__Exercise prompt__. Reply with one number only: the count of lines below that contain the word "document".

━━━

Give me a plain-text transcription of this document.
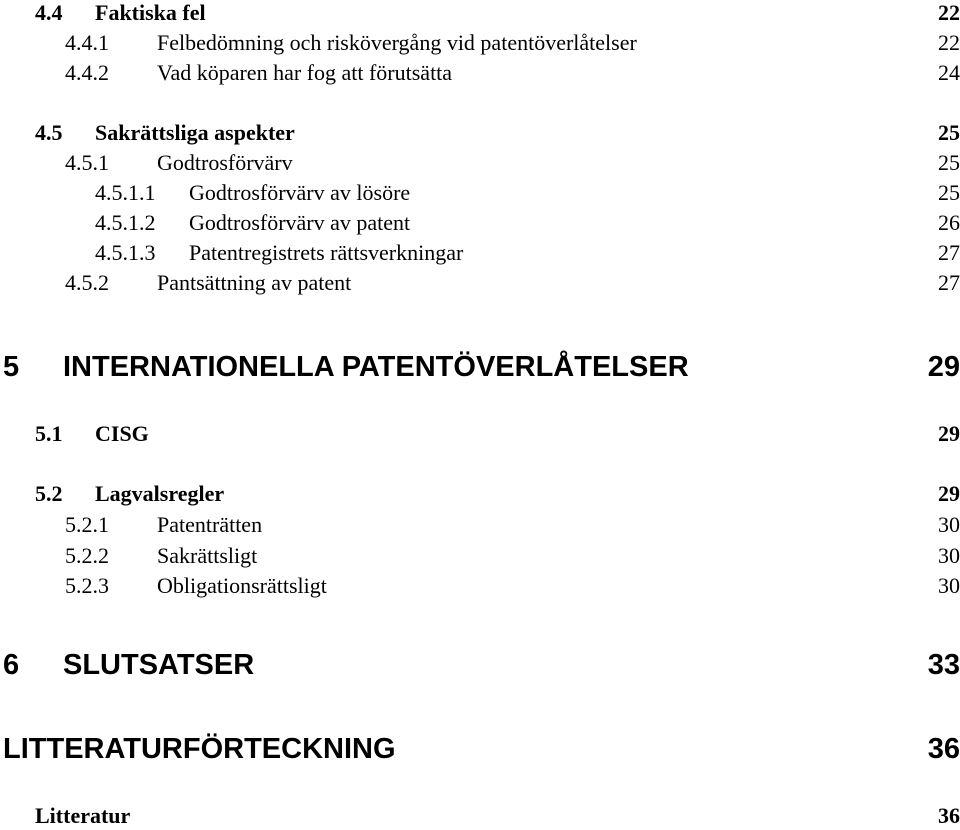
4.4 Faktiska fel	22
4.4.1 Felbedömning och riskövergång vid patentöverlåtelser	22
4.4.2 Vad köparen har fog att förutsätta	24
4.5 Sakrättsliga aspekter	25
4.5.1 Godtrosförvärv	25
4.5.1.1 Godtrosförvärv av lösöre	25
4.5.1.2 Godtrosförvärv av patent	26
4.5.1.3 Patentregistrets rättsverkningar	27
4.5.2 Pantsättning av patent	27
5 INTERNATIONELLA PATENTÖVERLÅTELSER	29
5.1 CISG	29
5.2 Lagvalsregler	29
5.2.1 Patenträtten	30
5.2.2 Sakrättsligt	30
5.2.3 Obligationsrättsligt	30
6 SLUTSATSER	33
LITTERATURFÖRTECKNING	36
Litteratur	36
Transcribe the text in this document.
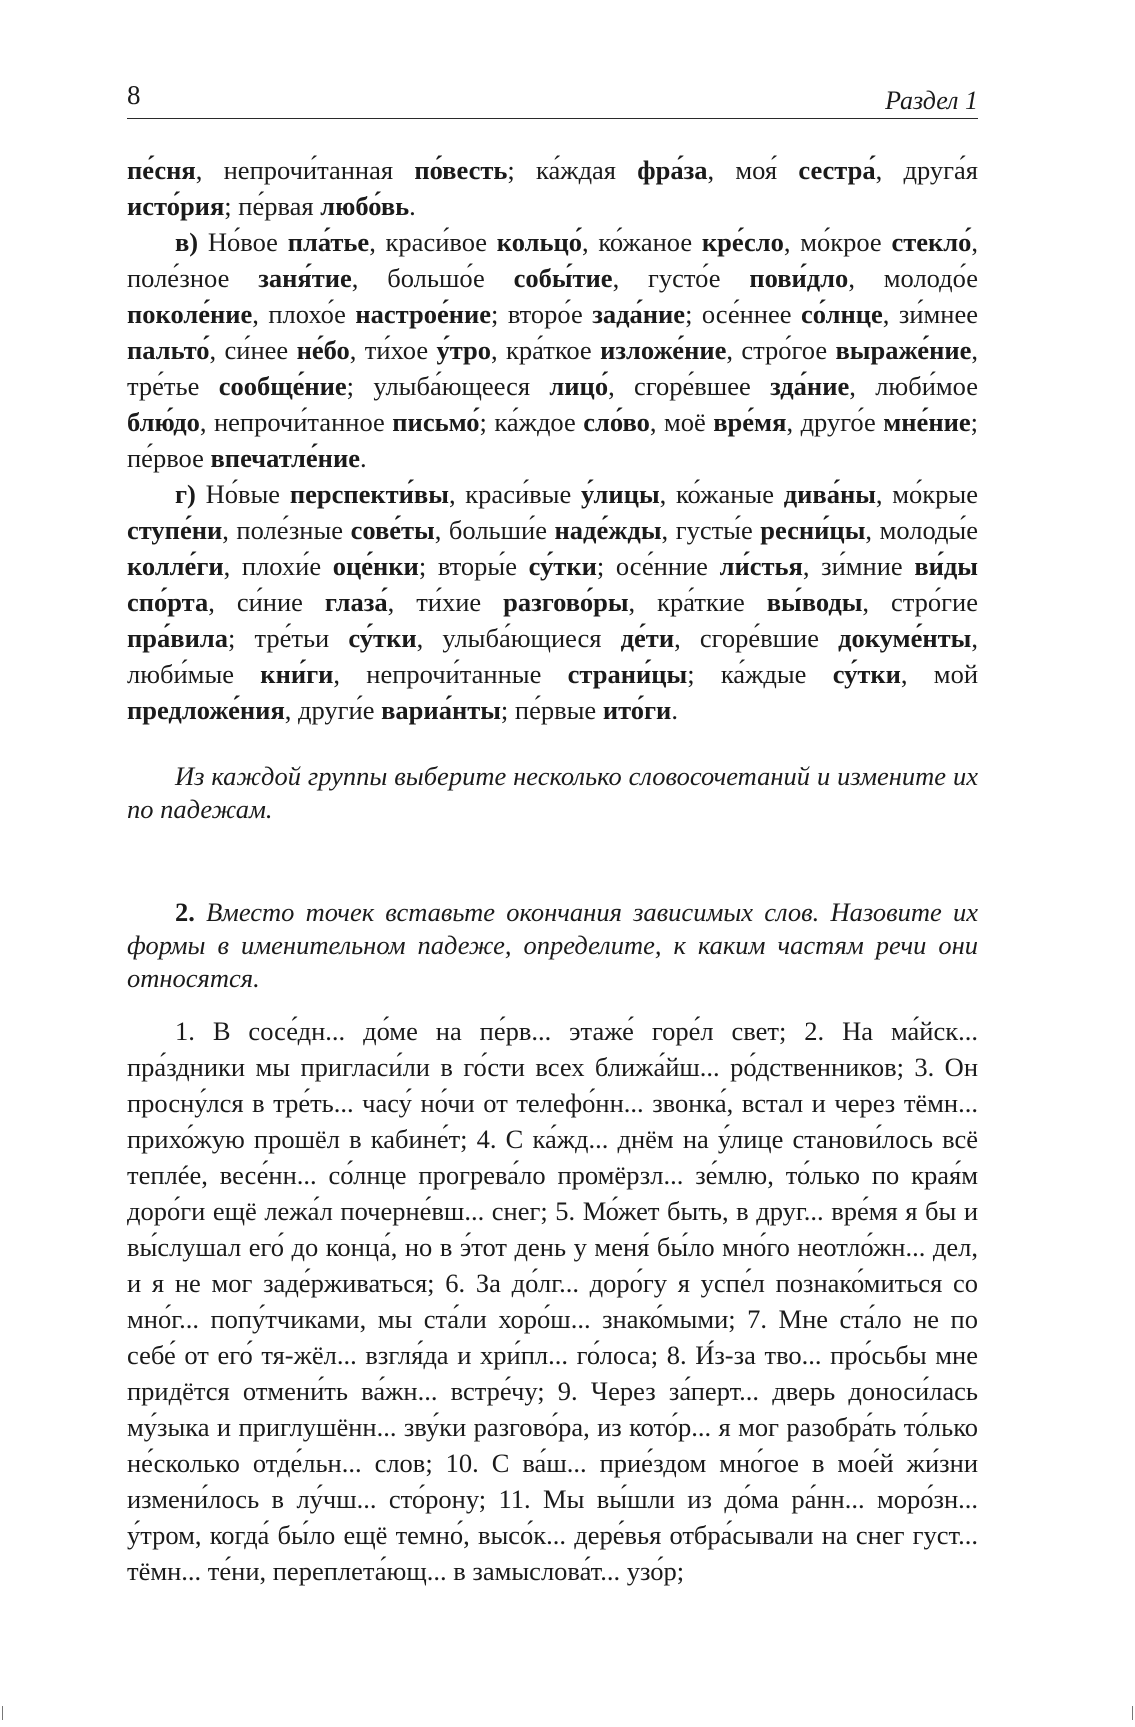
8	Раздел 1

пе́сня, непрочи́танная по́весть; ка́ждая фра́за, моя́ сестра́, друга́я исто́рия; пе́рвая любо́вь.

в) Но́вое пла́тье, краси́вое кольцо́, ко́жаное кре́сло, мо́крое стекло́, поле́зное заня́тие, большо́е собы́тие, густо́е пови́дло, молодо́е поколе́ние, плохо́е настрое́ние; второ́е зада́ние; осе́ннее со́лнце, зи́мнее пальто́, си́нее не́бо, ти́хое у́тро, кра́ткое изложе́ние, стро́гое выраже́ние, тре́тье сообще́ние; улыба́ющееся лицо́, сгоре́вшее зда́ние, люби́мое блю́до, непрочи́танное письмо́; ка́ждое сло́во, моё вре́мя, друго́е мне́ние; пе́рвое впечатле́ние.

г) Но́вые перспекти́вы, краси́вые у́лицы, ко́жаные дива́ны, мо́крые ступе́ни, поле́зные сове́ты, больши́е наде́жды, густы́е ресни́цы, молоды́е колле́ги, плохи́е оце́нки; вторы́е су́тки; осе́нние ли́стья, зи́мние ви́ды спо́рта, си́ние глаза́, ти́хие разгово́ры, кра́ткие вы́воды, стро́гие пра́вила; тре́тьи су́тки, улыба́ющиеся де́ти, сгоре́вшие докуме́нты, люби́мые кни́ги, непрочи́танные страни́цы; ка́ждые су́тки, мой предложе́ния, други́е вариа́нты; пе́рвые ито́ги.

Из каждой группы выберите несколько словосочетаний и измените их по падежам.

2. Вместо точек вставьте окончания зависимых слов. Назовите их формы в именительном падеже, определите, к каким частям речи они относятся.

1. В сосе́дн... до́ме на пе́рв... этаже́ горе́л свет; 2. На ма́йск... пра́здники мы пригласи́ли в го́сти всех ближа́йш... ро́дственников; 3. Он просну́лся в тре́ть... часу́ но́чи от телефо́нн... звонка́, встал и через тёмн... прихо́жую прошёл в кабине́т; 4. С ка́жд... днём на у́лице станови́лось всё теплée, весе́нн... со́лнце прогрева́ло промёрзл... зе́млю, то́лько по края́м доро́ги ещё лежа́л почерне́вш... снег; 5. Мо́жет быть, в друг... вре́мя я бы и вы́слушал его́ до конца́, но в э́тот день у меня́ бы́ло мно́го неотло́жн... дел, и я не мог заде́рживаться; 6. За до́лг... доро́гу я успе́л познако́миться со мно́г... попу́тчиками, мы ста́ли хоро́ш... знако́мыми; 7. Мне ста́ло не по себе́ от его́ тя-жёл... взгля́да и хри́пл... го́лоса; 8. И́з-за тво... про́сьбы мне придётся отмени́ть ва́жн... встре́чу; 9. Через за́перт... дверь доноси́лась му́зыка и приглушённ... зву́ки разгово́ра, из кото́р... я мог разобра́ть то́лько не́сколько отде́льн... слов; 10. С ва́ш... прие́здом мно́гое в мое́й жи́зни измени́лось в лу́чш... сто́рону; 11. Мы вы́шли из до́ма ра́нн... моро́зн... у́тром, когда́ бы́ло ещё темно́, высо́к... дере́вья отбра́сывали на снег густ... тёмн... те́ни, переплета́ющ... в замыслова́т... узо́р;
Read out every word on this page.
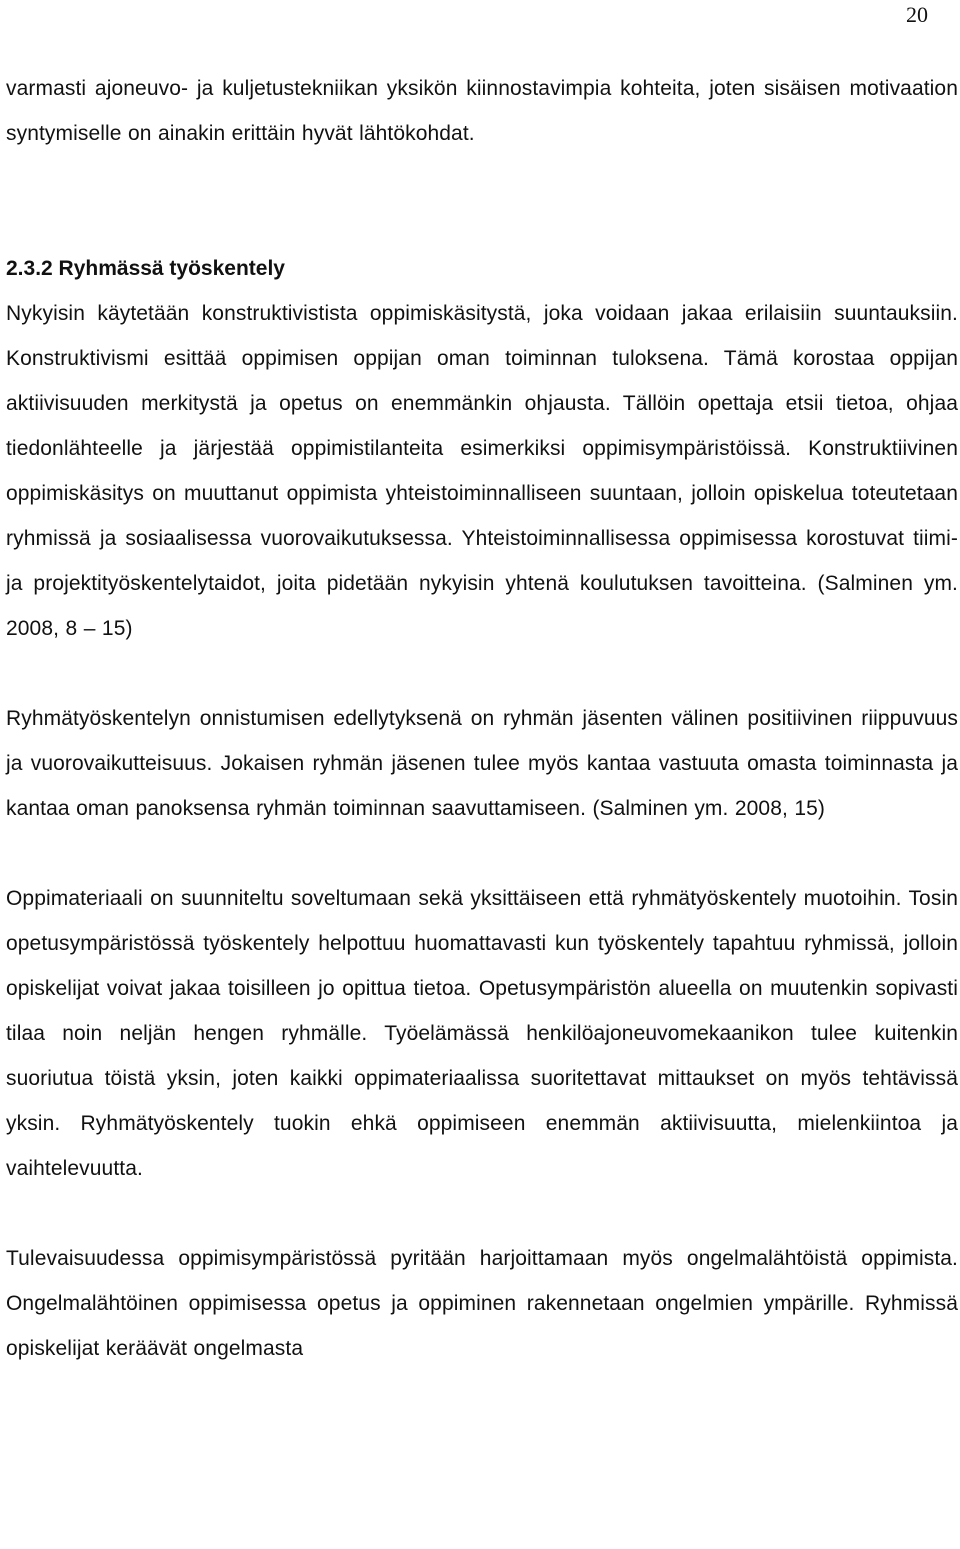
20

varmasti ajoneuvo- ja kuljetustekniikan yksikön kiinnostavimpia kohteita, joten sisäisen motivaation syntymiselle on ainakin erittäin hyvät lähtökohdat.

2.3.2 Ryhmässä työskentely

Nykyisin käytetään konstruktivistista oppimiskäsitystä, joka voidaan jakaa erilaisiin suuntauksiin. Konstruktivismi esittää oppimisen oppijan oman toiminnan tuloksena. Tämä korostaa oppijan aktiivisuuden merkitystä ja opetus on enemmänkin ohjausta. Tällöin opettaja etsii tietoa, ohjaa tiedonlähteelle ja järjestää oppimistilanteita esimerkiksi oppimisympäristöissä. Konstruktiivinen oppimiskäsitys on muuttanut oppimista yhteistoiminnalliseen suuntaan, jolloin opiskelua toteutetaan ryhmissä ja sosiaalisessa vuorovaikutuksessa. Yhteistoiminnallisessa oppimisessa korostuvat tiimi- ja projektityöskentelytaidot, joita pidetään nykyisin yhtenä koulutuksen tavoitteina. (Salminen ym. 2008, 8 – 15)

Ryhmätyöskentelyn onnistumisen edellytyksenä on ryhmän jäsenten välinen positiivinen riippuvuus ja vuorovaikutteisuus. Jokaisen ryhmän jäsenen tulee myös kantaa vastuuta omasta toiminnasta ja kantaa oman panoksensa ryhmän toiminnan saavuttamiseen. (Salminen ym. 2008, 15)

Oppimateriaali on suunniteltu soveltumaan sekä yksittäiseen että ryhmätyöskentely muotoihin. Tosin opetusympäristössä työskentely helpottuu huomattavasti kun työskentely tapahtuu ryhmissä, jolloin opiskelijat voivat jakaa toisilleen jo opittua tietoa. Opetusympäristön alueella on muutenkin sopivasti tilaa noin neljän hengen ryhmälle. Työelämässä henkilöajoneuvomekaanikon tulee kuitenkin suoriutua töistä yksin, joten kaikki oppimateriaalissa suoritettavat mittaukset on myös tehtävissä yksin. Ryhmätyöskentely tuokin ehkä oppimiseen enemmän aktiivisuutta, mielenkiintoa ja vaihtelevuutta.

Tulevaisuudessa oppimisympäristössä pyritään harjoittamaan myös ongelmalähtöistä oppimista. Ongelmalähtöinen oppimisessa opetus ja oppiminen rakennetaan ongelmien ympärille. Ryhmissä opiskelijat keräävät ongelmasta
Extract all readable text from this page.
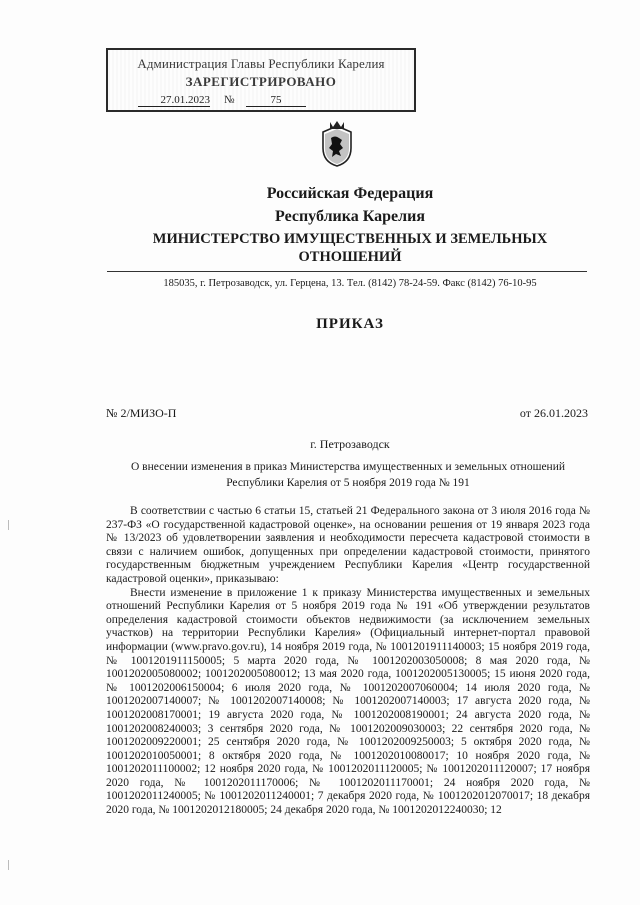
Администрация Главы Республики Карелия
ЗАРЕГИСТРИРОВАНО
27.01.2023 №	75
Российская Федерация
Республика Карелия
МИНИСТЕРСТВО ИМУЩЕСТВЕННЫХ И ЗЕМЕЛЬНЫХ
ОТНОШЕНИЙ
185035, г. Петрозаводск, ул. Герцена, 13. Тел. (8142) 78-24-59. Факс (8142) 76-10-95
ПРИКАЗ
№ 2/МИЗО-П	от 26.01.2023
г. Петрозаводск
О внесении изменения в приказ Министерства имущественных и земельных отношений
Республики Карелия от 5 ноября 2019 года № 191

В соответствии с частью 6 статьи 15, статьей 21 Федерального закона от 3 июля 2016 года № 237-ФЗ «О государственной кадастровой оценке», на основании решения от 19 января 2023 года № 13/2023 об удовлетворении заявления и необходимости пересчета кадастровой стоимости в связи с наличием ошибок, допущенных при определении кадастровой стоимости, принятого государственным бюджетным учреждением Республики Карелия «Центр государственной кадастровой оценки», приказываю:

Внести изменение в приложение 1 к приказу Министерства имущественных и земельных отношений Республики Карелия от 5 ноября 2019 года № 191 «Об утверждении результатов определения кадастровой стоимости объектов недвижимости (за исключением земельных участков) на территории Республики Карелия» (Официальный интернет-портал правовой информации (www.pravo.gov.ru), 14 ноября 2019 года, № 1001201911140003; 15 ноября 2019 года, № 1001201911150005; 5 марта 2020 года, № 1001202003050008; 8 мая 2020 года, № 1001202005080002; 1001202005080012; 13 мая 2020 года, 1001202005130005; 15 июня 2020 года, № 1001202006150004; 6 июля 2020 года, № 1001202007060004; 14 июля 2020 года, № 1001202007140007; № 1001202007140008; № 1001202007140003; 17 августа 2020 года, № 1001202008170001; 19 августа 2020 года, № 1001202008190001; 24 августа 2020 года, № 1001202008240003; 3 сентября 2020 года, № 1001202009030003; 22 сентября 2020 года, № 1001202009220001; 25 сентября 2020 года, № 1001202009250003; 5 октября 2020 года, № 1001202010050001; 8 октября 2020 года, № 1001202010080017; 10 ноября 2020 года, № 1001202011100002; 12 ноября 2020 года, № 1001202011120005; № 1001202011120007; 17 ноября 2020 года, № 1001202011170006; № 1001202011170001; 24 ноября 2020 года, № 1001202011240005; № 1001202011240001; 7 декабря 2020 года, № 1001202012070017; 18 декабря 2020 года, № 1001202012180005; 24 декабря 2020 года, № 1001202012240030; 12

━━━

__Solution to the problem__. 2